▶ [PROBLEM STATEMENT] Copy each line of the listing below exactly.

▶ [EXTRACTED ENTRIES]

>>>

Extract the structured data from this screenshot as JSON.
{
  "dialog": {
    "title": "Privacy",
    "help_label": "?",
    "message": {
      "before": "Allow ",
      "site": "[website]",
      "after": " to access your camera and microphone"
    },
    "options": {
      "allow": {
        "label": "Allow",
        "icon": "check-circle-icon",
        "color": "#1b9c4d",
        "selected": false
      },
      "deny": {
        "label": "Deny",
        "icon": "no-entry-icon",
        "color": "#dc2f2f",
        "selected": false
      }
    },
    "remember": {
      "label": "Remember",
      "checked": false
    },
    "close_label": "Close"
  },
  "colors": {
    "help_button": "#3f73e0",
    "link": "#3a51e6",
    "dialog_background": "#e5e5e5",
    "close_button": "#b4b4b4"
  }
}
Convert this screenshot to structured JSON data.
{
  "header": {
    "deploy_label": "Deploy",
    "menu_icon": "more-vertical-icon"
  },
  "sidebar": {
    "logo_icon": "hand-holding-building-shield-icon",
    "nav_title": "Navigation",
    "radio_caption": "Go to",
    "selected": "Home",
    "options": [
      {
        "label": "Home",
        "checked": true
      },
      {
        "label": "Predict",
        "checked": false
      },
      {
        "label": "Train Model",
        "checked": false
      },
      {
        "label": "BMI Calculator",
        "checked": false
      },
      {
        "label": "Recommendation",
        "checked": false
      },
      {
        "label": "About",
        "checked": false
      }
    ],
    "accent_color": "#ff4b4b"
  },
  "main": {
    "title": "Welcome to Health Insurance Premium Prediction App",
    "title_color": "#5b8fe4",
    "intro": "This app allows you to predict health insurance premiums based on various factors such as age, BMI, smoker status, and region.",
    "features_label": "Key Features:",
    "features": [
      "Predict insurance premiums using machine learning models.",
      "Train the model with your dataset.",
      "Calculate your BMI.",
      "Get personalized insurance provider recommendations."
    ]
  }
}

<<<

▶ [WRITTEN ANSWER]
Extract the structured data from this screenshot as JSON.
{
  "dialog": {
    "title": "Privacy",
    "help_label": "?",
    "message": {
      "before": "Allow ",
      "site": "[website]",
      "after": " to access your camera and microphone"
    },
    "options": {
      "allow": {
        "label": "Allow",
        "icon": "check-circle-icon",
        "color": "#1b9c4d",
        "selected": false
      },
      "deny": {
        "label": "Deny",
        "icon": "no-entry-icon",
        "color": "#dc2f2f",
        "selected": false
      }
    },
    "remember": {
      "label": "Remember",
      "checked": false
    },
    "close_label": "Close"
  },
  "colors": {
    "help_button": "#3f73e0",
    "link": "#3a51e6",
    "dialog_background": "#e5e5e5",
    "close_button": "#b4b4b4"
  }
}
Convert this screenshot to structured JSON data.
{
  "header": {
    "deploy_label": "Deploy",
    "menu_icon": "more-vertical-icon"
  },
  "sidebar": {
    "logo_icon": "hand-holding-building-shield-icon",
    "nav_title": "Navigation",
    "radio_caption": "Go to",
    "selected": "Home",
    "options": [
      {
        "label": "Home",
        "checked": true
      },
      {
        "label": "Predict",
        "checked": false
      },
      {
        "label": "Train Model",
        "checked": false
      },
      {
        "label": "BMI Calculator",
        "checked": false
      },
      {
        "label": "Recommendation",
        "checked": false
      },
      {
        "label": "About",
        "checked": false
      }
    ],
    "accent_color": "#ff4b4b"
  },
  "main": {
    "title": "Welcome to Health Insurance Premium Prediction App",
    "title_color": "#5b8fe4",
    "intro": "This app allows you to predict health insurance premiums based on various factors such as age, BMI, smoker status, and region.",
    "features_label": "Key Features:",
    "features": [
      "Predict insurance premiums using machine learning models.",
      "Train the model with your dataset.",
      "Calculate your BMI.",
      "Get personalized insurance provider recommendations."
    ]
  }
}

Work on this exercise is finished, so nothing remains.